++++ RECORDS SHOWN
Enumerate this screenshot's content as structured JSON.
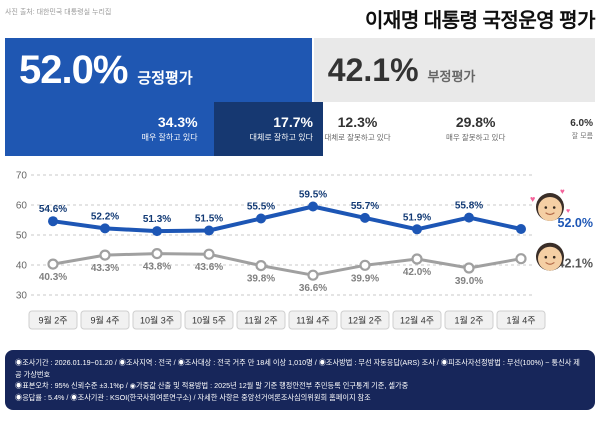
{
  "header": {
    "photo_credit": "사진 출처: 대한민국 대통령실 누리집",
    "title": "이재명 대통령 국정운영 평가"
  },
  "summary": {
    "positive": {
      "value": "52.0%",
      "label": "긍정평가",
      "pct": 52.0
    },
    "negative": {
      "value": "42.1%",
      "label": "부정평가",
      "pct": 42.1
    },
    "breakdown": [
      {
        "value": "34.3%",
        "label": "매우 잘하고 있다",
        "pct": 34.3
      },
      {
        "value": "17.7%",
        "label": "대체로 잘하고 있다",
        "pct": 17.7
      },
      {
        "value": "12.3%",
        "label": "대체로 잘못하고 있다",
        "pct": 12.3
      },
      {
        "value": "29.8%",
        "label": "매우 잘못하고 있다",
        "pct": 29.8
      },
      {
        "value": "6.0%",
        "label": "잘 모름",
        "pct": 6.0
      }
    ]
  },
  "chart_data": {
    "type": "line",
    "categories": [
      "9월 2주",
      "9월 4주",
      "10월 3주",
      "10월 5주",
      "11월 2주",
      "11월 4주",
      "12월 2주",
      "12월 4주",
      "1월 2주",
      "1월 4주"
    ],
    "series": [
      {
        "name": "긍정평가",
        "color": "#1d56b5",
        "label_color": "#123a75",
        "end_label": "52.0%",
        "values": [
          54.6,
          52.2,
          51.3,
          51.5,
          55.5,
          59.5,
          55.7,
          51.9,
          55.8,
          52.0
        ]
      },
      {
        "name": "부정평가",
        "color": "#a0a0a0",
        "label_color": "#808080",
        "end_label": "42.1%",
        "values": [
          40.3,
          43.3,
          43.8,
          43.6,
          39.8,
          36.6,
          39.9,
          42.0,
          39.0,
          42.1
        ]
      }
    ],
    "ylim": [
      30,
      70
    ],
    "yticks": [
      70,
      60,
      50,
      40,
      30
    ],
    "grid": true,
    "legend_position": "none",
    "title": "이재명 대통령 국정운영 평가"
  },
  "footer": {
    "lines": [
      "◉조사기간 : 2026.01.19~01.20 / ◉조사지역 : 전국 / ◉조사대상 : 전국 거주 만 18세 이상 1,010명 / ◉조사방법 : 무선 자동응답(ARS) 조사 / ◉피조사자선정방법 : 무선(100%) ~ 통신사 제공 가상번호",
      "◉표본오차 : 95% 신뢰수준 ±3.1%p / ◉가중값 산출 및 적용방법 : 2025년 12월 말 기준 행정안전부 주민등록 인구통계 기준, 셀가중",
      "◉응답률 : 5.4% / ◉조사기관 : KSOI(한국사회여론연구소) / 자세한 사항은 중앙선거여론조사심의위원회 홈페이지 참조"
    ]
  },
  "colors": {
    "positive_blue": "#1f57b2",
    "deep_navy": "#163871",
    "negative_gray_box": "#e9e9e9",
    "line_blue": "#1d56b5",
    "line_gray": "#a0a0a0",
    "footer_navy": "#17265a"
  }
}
++++++++
EXERCISE OBJECTIVE:
Repeat the material above in full and unchanged, minus its images.

FULL SOLUTION:
Enumerate this screenshot's content as structured JSON.
{
  "header": {
    "photo_credit": "사진 출처: 대한민국 대통령실 누리집",
    "title": "이재명 대통령 국정운영 평가"
  },
  "summary": {
    "positive": {
      "value": "52.0%",
      "label": "긍정평가",
      "pct": 52.0
    },
    "negative": {
      "value": "42.1%",
      "label": "부정평가",
      "pct": 42.1
    },
    "breakdown": [
      {
        "value": "34.3%",
        "label": "매우 잘하고 있다",
        "pct": 34.3
      },
      {
        "value": "17.7%",
        "label": "대체로 잘하고 있다",
        "pct": 17.7
      },
      {
        "value": "12.3%",
        "label": "대체로 잘못하고 있다",
        "pct": 12.3
      },
      {
        "value": "29.8%",
        "label": "매우 잘못하고 있다",
        "pct": 29.8
      },
      {
        "value": "6.0%",
        "label": "잘 모름",
        "pct": 6.0
      }
    ]
  },
  "chart_data": {
    "type": "line",
    "categories": [
      "9월 2주",
      "9월 4주",
      "10월 3주",
      "10월 5주",
      "11월 2주",
      "11월 4주",
      "12월 2주",
      "12월 4주",
      "1월 2주",
      "1월 4주"
    ],
    "series": [
      {
        "name": "긍정평가",
        "color": "#1d56b5",
        "label_color": "#123a75",
        "end_label": "52.0%",
        "values": [
          54.6,
          52.2,
          51.3,
          51.5,
          55.5,
          59.5,
          55.7,
          51.9,
          55.8,
          52.0
        ]
      },
      {
        "name": "부정평가",
        "color": "#a0a0a0",
        "label_color": "#808080",
        "end_label": "42.1%",
        "values": [
          40.3,
          43.3,
          43.8,
          43.6,
          39.8,
          36.6,
          39.9,
          42.0,
          39.0,
          42.1
        ]
      }
    ],
    "ylim": [
      30,
      70
    ],
    "yticks": [
      70,
      60,
      50,
      40,
      30
    ],
    "grid": true,
    "legend_position": "none",
    "title": "이재명 대통령 국정운영 평가"
  },
  "footer": {
    "lines": [
      "◉조사기간 : 2026.01.19~01.20 / ◉조사지역 : 전국 / ◉조사대상 : 전국 거주 만 18세 이상 1,010명 / ◉조사방법 : 무선 자동응답(ARS) 조사 / ◉피조사자선정방법 : 무선(100%) ~ 통신사 제공 가상번호",
      "◉표본오차 : 95% 신뢰수준 ±3.1%p / ◉가중값 산출 및 적용방법 : 2025년 12월 말 기준 행정안전부 주민등록 인구통계 기준, 셀가중",
      "◉응답률 : 5.4% / ◉조사기관 : KSOI(한국사회여론연구소) / 자세한 사항은 중앙선거여론조사심의위원회 홈페이지 참조"
    ]
  },
  "colors": {
    "positive_blue": "#1f57b2",
    "deep_navy": "#163871",
    "negative_gray_box": "#e9e9e9",
    "line_blue": "#1d56b5",
    "line_gray": "#a0a0a0",
    "footer_navy": "#17265a"
  }
}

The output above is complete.